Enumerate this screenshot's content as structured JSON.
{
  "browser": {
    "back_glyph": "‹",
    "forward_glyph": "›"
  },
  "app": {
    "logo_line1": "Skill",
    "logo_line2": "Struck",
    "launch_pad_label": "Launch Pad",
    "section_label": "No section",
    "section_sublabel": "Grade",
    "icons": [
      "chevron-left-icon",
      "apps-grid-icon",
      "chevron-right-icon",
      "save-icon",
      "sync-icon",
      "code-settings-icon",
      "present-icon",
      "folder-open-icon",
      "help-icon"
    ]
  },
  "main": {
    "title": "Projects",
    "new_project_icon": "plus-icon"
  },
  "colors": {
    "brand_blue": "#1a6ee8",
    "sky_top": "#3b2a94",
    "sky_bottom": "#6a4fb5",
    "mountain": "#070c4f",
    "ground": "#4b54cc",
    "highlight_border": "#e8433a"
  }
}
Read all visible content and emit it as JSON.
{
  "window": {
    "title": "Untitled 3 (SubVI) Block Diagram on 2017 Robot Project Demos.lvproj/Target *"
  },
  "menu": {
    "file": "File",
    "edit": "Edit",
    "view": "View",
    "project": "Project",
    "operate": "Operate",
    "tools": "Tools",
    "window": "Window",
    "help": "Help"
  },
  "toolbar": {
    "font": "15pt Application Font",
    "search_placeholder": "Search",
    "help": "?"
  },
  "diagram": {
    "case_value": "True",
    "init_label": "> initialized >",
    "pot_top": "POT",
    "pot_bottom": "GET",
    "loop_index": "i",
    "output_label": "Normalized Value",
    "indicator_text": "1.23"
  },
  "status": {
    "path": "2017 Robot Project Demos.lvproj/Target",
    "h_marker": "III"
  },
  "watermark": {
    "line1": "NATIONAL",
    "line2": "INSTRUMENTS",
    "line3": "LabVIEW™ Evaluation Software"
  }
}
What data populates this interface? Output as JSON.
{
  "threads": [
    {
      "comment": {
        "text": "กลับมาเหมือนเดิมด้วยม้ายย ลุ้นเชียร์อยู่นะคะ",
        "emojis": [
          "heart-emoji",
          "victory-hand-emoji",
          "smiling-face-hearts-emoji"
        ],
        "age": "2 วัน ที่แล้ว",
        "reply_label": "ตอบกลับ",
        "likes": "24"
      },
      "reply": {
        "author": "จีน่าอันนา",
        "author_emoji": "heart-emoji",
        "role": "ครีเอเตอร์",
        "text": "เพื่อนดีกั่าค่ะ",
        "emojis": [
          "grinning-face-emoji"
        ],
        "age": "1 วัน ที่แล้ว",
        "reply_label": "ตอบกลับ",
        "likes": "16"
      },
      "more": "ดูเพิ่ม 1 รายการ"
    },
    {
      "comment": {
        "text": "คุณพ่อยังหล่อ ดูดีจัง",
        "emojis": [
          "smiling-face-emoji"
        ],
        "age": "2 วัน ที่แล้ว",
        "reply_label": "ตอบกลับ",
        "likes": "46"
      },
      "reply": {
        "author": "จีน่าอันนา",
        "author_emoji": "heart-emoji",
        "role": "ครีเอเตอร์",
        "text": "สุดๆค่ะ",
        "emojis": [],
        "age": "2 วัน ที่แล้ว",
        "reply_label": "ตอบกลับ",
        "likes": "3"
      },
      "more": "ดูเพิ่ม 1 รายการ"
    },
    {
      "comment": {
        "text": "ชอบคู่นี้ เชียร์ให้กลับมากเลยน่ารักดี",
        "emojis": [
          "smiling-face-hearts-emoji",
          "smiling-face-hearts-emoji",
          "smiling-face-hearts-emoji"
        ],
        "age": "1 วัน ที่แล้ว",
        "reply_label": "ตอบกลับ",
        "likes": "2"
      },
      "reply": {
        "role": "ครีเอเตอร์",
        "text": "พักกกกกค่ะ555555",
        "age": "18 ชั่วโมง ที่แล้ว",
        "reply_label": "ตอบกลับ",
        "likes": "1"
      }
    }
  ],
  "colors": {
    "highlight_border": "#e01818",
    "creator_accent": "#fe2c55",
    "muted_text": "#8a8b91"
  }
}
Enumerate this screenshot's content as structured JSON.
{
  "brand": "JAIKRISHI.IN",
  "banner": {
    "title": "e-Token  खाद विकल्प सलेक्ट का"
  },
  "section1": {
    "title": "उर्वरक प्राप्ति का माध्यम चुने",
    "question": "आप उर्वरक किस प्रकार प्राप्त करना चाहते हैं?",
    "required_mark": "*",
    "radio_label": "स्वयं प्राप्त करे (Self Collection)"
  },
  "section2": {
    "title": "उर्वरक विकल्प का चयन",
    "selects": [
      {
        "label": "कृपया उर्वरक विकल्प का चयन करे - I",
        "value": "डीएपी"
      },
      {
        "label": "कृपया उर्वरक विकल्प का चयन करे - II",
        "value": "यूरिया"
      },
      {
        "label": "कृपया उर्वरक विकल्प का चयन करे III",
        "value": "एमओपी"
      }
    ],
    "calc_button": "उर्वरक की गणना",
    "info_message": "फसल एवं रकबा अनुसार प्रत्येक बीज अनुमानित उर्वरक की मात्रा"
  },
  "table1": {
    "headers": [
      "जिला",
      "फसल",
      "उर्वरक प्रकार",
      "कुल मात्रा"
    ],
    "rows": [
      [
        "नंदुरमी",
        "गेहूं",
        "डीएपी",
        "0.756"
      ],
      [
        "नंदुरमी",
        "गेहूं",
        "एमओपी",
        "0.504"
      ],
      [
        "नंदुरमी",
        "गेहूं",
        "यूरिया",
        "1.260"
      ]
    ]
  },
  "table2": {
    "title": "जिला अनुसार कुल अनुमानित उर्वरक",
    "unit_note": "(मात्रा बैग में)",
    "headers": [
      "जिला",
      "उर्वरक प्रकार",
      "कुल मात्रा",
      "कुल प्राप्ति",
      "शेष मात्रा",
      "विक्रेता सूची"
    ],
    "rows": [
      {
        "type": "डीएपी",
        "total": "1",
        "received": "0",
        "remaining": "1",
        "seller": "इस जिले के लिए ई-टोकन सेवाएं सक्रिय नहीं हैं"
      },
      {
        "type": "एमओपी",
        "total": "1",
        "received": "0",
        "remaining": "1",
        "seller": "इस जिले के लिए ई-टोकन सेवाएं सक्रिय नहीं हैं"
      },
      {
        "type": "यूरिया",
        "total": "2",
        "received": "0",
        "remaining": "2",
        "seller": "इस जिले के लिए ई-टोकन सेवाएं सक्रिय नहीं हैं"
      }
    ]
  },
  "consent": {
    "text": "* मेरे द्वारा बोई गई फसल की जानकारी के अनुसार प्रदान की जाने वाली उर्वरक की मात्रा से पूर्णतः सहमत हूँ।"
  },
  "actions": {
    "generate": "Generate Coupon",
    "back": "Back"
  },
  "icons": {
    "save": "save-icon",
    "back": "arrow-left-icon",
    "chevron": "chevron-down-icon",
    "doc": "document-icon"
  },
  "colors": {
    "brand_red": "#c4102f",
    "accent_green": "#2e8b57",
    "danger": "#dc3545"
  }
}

» What you have to do:
Scan the material and collect every line that contains "chevron".

» Written solution:
      "chevron-left-icon",
      "chevron-right-icon",
    "chevron": "chevron-down-icon",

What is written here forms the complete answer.